__Instruction__.
Output the data below in full, character for character.

[Recorded data]

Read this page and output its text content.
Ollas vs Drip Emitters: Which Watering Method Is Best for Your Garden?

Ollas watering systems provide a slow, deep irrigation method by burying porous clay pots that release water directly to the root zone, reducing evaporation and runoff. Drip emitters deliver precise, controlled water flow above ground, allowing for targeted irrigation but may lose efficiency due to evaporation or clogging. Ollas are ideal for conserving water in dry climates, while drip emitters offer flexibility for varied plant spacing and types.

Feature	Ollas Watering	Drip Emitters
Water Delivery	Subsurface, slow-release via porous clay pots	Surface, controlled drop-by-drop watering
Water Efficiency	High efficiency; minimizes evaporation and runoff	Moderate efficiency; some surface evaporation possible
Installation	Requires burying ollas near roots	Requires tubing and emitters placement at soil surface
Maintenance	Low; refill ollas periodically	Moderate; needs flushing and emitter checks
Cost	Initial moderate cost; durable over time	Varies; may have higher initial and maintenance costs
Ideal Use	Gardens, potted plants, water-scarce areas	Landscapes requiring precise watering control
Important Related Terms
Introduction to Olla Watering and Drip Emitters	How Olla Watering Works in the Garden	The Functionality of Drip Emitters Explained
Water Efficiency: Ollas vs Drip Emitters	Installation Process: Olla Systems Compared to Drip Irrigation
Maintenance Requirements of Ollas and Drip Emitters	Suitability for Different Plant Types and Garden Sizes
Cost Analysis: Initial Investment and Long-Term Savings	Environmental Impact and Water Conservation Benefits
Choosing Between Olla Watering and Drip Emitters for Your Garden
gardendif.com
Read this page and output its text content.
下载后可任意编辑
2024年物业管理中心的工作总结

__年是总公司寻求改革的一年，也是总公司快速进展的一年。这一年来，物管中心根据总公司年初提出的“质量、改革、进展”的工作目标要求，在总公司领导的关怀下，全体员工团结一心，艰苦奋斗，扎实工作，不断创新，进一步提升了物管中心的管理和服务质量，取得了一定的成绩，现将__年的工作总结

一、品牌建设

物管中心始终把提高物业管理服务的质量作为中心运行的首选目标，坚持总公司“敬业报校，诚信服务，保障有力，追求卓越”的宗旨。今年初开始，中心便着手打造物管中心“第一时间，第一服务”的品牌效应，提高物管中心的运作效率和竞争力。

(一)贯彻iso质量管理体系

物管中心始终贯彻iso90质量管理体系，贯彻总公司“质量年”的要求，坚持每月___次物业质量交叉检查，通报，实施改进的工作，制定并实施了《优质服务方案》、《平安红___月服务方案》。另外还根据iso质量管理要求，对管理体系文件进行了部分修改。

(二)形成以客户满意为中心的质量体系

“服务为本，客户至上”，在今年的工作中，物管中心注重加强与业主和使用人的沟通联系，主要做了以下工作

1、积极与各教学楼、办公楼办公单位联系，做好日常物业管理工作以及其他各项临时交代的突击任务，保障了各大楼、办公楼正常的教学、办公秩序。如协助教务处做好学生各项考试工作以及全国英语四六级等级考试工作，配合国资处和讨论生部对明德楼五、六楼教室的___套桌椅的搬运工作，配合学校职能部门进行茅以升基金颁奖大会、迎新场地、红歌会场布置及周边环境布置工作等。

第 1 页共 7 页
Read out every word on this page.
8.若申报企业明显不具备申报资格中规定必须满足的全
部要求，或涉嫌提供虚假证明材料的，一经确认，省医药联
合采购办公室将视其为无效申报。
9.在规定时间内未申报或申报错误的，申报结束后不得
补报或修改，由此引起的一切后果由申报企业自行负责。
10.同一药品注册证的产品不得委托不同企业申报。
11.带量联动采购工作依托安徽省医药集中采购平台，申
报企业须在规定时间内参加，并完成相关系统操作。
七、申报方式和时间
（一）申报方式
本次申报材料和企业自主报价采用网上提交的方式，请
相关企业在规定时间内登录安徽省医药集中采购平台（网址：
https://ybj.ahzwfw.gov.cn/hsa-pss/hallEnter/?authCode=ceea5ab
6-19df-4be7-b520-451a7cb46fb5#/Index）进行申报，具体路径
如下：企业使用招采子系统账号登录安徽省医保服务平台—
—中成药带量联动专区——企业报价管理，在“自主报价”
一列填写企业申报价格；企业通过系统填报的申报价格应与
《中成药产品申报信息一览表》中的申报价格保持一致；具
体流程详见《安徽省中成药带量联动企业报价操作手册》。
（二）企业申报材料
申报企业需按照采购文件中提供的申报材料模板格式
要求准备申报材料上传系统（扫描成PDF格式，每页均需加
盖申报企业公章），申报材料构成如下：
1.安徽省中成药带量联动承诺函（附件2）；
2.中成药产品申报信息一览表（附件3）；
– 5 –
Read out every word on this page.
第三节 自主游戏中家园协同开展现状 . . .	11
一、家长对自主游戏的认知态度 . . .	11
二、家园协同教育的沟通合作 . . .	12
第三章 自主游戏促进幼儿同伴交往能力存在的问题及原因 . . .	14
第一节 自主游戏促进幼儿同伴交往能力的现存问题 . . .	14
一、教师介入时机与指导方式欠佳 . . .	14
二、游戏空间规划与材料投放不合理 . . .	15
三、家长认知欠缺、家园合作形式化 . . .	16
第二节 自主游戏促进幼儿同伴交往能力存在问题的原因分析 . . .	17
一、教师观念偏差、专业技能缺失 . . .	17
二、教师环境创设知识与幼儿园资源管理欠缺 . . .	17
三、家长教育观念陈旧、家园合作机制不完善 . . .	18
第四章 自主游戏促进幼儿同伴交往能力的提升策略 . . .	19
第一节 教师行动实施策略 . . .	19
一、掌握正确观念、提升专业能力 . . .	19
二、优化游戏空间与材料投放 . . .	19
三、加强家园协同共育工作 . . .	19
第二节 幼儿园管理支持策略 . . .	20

__Reply to the task__.
Read this page and output its text content.
Ollas vs Drip Emitters: Which Watering Method Is Best for Your Garden?

Ollas watering systems provide a slow, deep irrigation method by burying porous clay pots that release water directly to the root zone, reducing evaporation and runoff. Drip emitters deliver precise, controlled water flow above ground, allowing for targeted irrigation but may lose efficiency due to evaporation or clogging. Ollas are ideal for conserving water in dry climates, while drip emitters offer flexibility for varied plant spacing and types.

Feature	Ollas Watering	Drip Emitters
Water Delivery	Subsurface, slow-release via porous clay pots	Surface, controlled drop-by-drop watering
Water Efficiency	High efficiency; minimizes evaporation and runoff	Moderate efficiency; some surface evaporation possible
Installation	Requires burying ollas near roots	Requires tubing and emitters placement at soil surface
Maintenance	Low; refill ollas periodically	Moderate; needs flushing and emitter checks
Cost	Initial moderate cost; durable over time	Varies; may have higher initial and maintenance costs
Ideal Use	Gardens, potted plants, water-scarce areas	Landscapes requiring precise watering control
Important Related Terms
Introduction to Olla Watering and Drip Emitters	How Olla Watering Works in the Garden	The Functionality of Drip Emitters Explained
Water Efficiency: Ollas vs Drip Emitters	Installation Process: Olla Systems Compared to Drip Irrigation
Maintenance Requirements of Ollas and Drip Emitters	Suitability for Different Plant Types and Garden Sizes
Cost Analysis: Initial Investment and Long-Term Savings	Environmental Impact and Water Conservation Benefits
Choosing Between Olla Watering and Drip Emitters for Your Garden
gardendif.com
Read this page and output its text content.
下载后可任意编辑
2024年物业管理中心的工作总结

__年是总公司寻求改革的一年，也是总公司快速进展的一年。这一年来，物管中心根据总公司年初提出的“质量、改革、进展”的工作目标要求，在总公司领导的关怀下，全体员工团结一心，艰苦奋斗，扎实工作，不断创新，进一步提升了物管中心的管理和服务质量，取得了一定的成绩，现将__年的工作总结

一、品牌建设

物管中心始终把提高物业管理服务的质量作为中心运行的首选目标，坚持总公司“敬业报校，诚信服务，保障有力，追求卓越”的宗旨。今年初开始，中心便着手打造物管中心“第一时间，第一服务”的品牌效应，提高物管中心的运作效率和竞争力。

(一)贯彻iso质量管理体系

物管中心始终贯彻iso90质量管理体系，贯彻总公司“质量年”的要求，坚持每月___次物业质量交叉检查，通报，实施改进的工作，制定并实施了《优质服务方案》、《平安红___月服务方案》。另外还根据iso质量管理要求，对管理体系文件进行了部分修改。

(二)形成以客户满意为中心的质量体系

“服务为本，客户至上”，在今年的工作中，物管中心注重加强与业主和使用人的沟通联系，主要做了以下工作

1、积极与各教学楼、办公楼办公单位联系，做好日常物业管理工作以及其他各项临时交代的突击任务，保障了各大楼、办公楼正常的教学、办公秩序。如协助教务处做好学生各项考试工作以及全国英语四六级等级考试工作，配合国资处和讨论生部对明德楼五、六楼教室的___套桌椅的搬运工作，配合学校职能部门进行茅以升基金颁奖大会、迎新场地、红歌会场布置及周边环境布置工作等。

第 1 页共 7 页
Read out every word on this page.
8.若申报企业明显不具备申报资格中规定必须满足的全
部要求，或涉嫌提供虚假证明材料的，一经确认，省医药联
合采购办公室将视其为无效申报。
9.在规定时间内未申报或申报错误的，申报结束后不得
补报或修改，由此引起的一切后果由申报企业自行负责。
10.同一药品注册证的产品不得委托不同企业申报。
11.带量联动采购工作依托安徽省医药集中采购平台，申
报企业须在规定时间内参加，并完成相关系统操作。
七、申报方式和时间
（一）申报方式
本次申报材料和企业自主报价采用网上提交的方式，请
相关企业在规定时间内登录安徽省医药集中采购平台（网址：
https://ybj.ahzwfw.gov.cn/hsa-pss/hallEnter/?authCode=ceea5ab
6-19df-4be7-b520-451a7cb46fb5#/Index）进行申报，具体路径
如下：企业使用招采子系统账号登录安徽省医保服务平台—
—中成药带量联动专区——企业报价管理，在“自主报价”
一列填写企业申报价格；企业通过系统填报的申报价格应与
《中成药产品申报信息一览表》中的申报价格保持一致；具
体流程详见《安徽省中成药带量联动企业报价操作手册》。
（二）企业申报材料
申报企业需按照采购文件中提供的申报材料模板格式
要求准备申报材料上传系统（扫描成PDF格式，每页均需加
盖申报企业公章），申报材料构成如下：
1.安徽省中成药带量联动承诺函（附件2）；
2.中成药产品申报信息一览表（附件3）；
– 5 –
Read out every word on this page.
第三节 自主游戏中家园协同开展现状 . . .	11
一、家长对自主游戏的认知态度 . . .	11
二、家园协同教育的沟通合作 . . .	12
第三章 自主游戏促进幼儿同伴交往能力存在的问题及原因 . . .	14
第一节 自主游戏促进幼儿同伴交往能力的现存问题 . . .	14
一、教师介入时机与指导方式欠佳 . . .	14
二、游戏空间规划与材料投放不合理 . . .	15
三、家长认知欠缺、家园合作形式化 . . .	16
第二节 自主游戏促进幼儿同伴交往能力存在问题的原因分析 . . .	17
一、教师观念偏差、专业技能缺失 . . .	17
二、教师环境创设知识与幼儿园资源管理欠缺 . . .	17
三、家长教育观念陈旧、家园合作机制不完善 . . .	18
第四章 自主游戏促进幼儿同伴交往能力的提升策略 . . .	19
第一节 教师行动实施策略 . . .	19
一、掌握正确观念、提升专业能力 . . .	19
二、优化游戏空间与材料投放 . . .	19
三、加强家园协同共育工作 . . .	19
第二节 幼儿园管理支持策略 . . .	20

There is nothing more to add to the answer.